*A block of data*
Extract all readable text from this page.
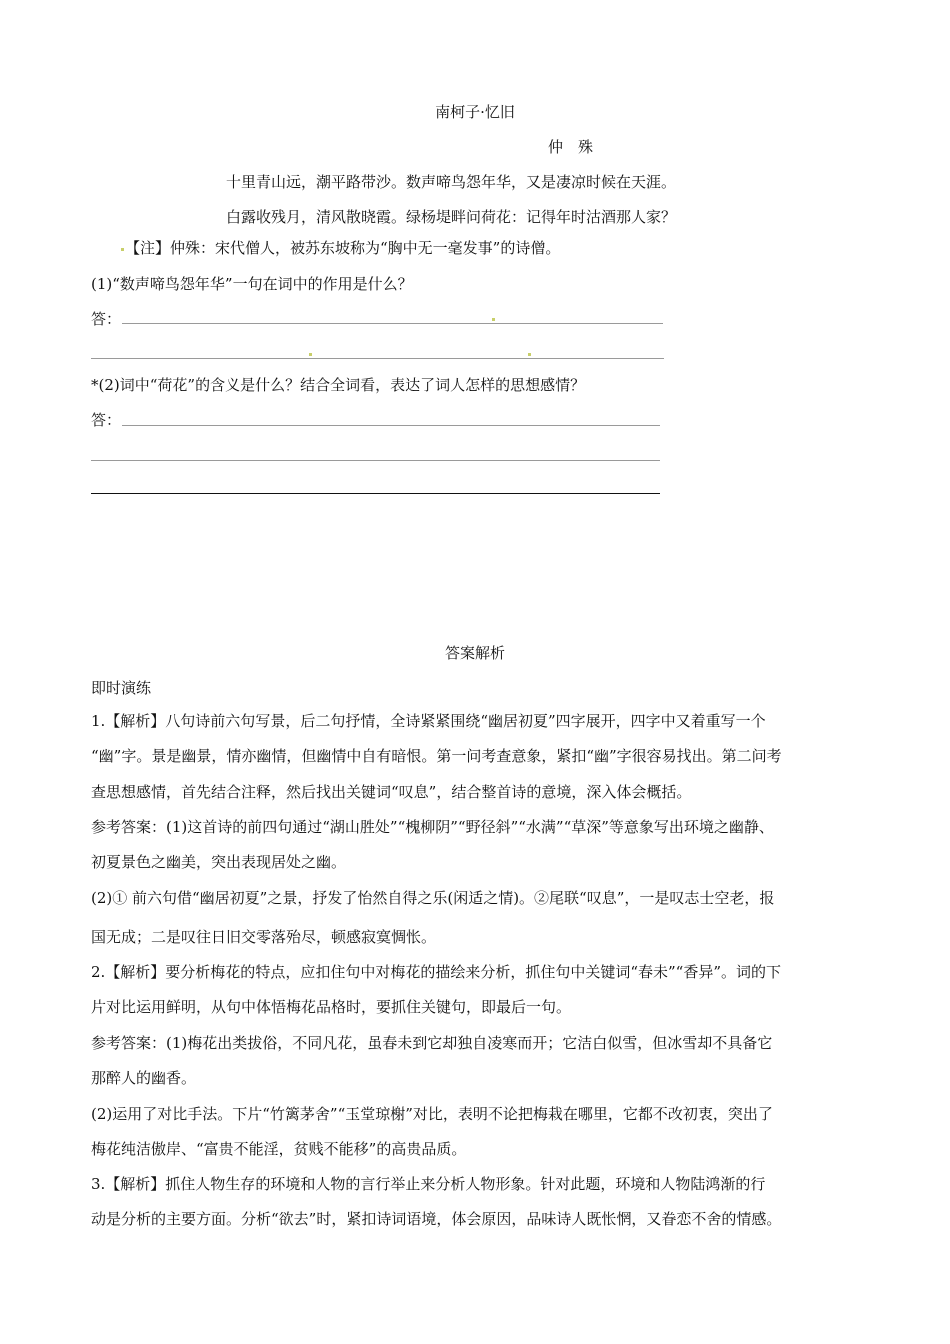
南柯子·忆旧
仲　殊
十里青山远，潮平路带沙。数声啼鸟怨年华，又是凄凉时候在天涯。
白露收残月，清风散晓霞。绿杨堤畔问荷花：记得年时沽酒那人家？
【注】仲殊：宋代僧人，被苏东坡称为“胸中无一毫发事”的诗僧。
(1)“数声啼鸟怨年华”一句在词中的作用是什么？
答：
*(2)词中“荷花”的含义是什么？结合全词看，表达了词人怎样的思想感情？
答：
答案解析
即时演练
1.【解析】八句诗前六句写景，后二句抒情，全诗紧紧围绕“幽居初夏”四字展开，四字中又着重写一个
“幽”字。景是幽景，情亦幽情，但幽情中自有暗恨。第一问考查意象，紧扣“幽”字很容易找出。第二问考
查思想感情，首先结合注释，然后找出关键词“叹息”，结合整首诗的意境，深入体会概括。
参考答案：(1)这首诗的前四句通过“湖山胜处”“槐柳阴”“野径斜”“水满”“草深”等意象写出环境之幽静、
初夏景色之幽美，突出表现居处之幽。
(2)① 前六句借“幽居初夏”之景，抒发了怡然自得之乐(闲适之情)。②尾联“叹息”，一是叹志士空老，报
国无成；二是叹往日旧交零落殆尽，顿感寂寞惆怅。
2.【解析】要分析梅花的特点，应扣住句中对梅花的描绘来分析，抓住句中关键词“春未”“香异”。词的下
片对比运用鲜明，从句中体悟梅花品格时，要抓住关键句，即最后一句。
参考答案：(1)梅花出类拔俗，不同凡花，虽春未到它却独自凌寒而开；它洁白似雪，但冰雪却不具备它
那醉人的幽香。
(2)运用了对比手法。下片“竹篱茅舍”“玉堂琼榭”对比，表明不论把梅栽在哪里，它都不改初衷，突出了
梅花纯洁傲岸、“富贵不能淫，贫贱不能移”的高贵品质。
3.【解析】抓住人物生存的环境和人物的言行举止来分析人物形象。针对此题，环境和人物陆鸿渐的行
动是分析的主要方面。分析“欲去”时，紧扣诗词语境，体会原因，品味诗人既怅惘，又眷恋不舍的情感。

*Task instructions*
Return the listing above word for word, with the pictures removed.

*Reply*
Extract all readable text from this page.
南柯子·忆旧
仲　殊
十里青山远，潮平路带沙。数声啼鸟怨年华，又是凄凉时候在天涯。
白露收残月，清风散晓霞。绿杨堤畔问荷花：记得年时沽酒那人家？
【注】仲殊：宋代僧人，被苏东坡称为“胸中无一毫发事”的诗僧。
(1)“数声啼鸟怨年华”一句在词中的作用是什么？
答：
*(2)词中“荷花”的含义是什么？结合全词看，表达了词人怎样的思想感情？
答：
答案解析
即时演练
1.【解析】八句诗前六句写景，后二句抒情，全诗紧紧围绕“幽居初夏”四字展开，四字中又着重写一个
“幽”字。景是幽景，情亦幽情，但幽情中自有暗恨。第一问考查意象，紧扣“幽”字很容易找出。第二问考
查思想感情，首先结合注释，然后找出关键词“叹息”，结合整首诗的意境，深入体会概括。
参考答案：(1)这首诗的前四句通过“湖山胜处”“槐柳阴”“野径斜”“水满”“草深”等意象写出环境之幽静、
初夏景色之幽美，突出表现居处之幽。
(2)① 前六句借“幽居初夏”之景，抒发了怡然自得之乐(闲适之情)。②尾联“叹息”，一是叹志士空老，报
国无成；二是叹往日旧交零落殆尽，顿感寂寞惆怅。
2.【解析】要分析梅花的特点，应扣住句中对梅花的描绘来分析，抓住句中关键词“春未”“香异”。词的下
片对比运用鲜明，从句中体悟梅花品格时，要抓住关键句，即最后一句。
参考答案：(1)梅花出类拔俗，不同凡花，虽春未到它却独自凌寒而开；它洁白似雪，但冰雪却不具备它
那醉人的幽香。
(2)运用了对比手法。下片“竹篱茅舍”“玉堂琼榭”对比，表明不论把梅栽在哪里，它都不改初衷，突出了
梅花纯洁傲岸、“富贵不能淫，贫贱不能移”的高贵品质。
3.【解析】抓住人物生存的环境和人物的言行举止来分析人物形象。针对此题，环境和人物陆鸿渐的行
动是分析的主要方面。分析“欲去”时，紧扣诗词语境，体会原因，品味诗人既怅惘，又眷恋不舍的情感。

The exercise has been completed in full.